Aim:
What lines of the data include the string "major"? Copy them all.

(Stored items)
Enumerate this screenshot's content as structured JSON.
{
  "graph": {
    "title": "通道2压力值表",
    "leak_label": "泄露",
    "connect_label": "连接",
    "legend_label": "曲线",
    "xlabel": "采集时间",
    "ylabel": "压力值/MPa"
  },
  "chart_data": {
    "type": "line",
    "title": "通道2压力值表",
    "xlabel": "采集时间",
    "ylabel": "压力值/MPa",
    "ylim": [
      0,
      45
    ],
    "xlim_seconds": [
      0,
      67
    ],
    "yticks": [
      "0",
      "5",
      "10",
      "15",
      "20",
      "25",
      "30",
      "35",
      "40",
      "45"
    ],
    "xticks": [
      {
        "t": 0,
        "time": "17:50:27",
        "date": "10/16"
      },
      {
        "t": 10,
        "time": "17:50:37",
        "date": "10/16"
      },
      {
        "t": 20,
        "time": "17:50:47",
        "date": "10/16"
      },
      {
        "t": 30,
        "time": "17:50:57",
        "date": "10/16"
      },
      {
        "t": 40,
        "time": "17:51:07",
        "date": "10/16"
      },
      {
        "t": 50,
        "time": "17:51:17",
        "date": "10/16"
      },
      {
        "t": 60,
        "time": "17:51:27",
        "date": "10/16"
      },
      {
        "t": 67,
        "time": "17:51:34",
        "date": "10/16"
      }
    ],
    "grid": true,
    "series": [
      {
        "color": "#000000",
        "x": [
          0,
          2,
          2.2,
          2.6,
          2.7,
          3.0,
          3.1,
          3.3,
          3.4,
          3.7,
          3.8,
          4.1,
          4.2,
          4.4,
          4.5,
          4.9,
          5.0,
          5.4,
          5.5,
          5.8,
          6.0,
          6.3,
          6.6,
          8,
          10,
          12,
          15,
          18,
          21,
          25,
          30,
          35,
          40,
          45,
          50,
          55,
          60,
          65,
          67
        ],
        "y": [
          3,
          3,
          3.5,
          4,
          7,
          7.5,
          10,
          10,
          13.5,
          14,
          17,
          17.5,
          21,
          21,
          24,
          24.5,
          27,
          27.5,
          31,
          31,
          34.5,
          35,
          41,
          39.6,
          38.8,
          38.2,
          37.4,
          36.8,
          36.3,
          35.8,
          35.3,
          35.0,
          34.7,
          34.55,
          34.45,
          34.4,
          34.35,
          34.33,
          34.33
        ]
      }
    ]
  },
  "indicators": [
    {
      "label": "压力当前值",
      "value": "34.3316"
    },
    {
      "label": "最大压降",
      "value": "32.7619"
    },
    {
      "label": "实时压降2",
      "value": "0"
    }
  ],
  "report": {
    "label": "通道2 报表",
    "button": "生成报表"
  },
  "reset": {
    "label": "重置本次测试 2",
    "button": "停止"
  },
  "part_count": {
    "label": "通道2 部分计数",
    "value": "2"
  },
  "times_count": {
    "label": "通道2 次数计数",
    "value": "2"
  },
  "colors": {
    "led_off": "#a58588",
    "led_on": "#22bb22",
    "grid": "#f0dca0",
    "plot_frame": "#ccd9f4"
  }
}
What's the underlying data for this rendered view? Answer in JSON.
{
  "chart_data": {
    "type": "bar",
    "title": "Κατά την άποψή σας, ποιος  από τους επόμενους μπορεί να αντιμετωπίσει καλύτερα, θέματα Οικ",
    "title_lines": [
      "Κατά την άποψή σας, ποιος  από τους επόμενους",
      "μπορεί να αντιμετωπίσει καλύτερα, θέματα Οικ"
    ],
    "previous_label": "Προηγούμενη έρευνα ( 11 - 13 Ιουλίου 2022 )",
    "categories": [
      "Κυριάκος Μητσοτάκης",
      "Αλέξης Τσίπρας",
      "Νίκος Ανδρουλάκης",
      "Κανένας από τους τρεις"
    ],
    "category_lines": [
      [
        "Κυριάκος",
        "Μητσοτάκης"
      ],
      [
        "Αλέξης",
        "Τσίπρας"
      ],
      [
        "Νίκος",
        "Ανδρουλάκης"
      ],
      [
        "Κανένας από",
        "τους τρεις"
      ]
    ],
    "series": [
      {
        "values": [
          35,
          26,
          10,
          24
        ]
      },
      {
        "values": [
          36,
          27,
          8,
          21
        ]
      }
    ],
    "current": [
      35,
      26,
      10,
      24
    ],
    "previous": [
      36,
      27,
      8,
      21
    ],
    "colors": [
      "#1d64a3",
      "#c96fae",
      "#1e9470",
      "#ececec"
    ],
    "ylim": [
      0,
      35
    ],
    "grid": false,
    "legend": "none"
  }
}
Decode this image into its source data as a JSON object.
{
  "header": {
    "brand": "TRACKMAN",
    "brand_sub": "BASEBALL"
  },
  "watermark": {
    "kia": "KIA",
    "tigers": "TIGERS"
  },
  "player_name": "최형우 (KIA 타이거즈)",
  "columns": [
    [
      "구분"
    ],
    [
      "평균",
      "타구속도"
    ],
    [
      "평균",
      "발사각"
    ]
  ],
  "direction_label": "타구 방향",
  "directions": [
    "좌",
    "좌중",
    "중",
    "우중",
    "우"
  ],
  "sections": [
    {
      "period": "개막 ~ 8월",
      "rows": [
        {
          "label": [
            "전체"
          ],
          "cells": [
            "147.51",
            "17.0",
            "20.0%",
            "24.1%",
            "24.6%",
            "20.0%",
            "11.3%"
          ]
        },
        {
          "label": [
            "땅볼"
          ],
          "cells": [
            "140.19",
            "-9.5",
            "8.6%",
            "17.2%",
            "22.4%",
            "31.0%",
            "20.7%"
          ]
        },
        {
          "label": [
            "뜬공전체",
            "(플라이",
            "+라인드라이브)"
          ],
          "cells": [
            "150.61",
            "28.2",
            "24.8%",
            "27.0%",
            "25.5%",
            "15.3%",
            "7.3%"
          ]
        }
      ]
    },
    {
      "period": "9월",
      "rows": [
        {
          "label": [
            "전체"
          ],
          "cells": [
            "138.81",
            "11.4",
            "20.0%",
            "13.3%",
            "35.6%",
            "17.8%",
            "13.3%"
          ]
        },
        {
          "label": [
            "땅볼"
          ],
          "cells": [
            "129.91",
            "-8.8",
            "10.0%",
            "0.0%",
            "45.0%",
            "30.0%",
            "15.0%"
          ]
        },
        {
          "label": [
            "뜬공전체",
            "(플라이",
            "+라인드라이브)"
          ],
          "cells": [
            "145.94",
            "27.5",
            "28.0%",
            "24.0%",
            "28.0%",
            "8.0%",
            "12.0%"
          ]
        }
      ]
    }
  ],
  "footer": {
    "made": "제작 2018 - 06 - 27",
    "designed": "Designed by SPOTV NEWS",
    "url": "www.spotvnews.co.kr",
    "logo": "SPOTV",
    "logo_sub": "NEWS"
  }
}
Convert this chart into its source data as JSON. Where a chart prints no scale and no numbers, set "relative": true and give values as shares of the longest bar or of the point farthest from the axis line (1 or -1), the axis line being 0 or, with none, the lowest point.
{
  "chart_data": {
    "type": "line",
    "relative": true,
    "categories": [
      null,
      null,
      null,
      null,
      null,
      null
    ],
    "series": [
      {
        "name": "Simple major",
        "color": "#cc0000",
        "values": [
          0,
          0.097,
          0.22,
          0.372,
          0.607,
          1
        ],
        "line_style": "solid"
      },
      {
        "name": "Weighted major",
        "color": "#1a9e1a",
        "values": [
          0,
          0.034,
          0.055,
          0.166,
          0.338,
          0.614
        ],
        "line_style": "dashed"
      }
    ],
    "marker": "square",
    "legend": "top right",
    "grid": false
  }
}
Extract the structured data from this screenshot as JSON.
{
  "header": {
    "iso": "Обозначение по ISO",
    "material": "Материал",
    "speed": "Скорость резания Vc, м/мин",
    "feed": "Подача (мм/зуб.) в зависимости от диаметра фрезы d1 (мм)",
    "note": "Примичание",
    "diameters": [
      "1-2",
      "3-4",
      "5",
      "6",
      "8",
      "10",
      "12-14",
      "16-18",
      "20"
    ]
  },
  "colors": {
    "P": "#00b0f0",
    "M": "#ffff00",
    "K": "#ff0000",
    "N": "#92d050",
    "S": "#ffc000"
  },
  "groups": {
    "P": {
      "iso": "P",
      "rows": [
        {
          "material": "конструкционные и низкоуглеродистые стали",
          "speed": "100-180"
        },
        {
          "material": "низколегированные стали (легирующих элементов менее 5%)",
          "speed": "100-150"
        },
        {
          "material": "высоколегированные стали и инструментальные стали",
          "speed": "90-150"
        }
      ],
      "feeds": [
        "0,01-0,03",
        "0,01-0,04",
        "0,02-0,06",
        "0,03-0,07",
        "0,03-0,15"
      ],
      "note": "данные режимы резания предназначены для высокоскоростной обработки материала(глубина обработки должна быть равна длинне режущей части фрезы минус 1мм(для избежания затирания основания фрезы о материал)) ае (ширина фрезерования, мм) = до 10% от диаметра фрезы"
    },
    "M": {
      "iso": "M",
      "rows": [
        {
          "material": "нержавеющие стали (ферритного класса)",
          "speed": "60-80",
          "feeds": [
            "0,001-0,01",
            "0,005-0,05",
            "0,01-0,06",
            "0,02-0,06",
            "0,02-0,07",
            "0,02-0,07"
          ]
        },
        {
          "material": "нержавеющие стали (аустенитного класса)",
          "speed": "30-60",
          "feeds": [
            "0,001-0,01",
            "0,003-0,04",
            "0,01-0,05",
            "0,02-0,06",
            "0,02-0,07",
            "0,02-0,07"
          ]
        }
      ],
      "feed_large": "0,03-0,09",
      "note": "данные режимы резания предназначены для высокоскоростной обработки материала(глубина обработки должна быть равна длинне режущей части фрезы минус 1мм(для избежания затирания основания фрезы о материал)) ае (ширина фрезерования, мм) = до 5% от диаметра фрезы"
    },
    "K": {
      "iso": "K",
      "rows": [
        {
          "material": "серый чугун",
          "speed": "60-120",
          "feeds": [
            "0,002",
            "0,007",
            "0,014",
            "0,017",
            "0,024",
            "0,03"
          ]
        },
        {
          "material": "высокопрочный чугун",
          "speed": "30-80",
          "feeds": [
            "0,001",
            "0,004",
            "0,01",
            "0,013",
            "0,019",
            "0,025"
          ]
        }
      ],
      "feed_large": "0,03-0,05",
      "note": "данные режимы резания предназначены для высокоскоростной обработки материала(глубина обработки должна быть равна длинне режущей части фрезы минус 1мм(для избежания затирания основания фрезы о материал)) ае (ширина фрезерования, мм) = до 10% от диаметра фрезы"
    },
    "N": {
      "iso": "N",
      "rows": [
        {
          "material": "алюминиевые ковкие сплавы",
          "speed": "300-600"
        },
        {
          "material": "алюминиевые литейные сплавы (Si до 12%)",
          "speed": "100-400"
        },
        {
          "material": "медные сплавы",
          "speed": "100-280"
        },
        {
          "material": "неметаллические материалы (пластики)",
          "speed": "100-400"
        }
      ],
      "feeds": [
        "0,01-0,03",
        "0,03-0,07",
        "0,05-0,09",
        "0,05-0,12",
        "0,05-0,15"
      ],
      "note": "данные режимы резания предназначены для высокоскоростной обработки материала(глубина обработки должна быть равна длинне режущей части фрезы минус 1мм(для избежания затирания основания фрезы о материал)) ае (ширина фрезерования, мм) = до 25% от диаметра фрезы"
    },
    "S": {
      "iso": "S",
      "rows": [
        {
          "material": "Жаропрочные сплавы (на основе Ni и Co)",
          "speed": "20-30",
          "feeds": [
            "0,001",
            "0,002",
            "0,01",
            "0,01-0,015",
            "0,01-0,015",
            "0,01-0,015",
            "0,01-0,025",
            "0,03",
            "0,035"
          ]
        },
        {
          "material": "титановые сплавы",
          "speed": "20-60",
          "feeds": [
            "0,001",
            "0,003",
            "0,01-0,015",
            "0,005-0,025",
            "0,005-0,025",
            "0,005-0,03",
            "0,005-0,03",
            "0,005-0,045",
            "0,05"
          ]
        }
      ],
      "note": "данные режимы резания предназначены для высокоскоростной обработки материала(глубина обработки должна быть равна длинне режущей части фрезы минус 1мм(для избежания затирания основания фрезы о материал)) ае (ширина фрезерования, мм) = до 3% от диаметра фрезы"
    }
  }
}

Solution to the problem:
        "name": "Simple major",
        "name": "Weighted major",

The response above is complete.